Direction » Identify each line below that contains the word "Điểm", and copy it out.

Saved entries

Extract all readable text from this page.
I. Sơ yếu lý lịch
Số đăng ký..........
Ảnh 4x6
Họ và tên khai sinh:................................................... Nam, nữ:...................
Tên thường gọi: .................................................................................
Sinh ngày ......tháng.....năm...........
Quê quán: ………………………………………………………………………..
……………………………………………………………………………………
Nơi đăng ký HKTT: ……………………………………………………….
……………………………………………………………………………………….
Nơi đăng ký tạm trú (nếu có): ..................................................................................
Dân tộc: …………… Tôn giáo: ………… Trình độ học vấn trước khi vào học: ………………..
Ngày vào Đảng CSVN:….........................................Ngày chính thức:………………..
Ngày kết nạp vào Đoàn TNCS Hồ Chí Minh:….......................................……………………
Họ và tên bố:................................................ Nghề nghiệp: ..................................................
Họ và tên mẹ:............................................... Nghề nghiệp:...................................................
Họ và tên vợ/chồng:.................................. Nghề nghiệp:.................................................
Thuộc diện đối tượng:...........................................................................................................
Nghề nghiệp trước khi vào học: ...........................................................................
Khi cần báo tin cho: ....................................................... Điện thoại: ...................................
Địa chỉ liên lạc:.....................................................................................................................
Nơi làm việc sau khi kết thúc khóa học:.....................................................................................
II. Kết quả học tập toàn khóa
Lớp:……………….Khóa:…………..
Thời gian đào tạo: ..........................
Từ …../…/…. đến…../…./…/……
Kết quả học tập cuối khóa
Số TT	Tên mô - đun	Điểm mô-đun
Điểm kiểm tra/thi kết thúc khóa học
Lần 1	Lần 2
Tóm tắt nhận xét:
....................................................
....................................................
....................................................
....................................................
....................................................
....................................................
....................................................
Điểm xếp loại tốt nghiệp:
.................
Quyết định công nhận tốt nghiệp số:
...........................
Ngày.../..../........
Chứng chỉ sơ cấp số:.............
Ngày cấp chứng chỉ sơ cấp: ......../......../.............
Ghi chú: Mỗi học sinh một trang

Task solution »
Số TT	Tên mô - đun	Điểm mô-đun
Điểm kiểm tra/thi kết thúc khóa học
Điểm xếp loại tốt nghiệp:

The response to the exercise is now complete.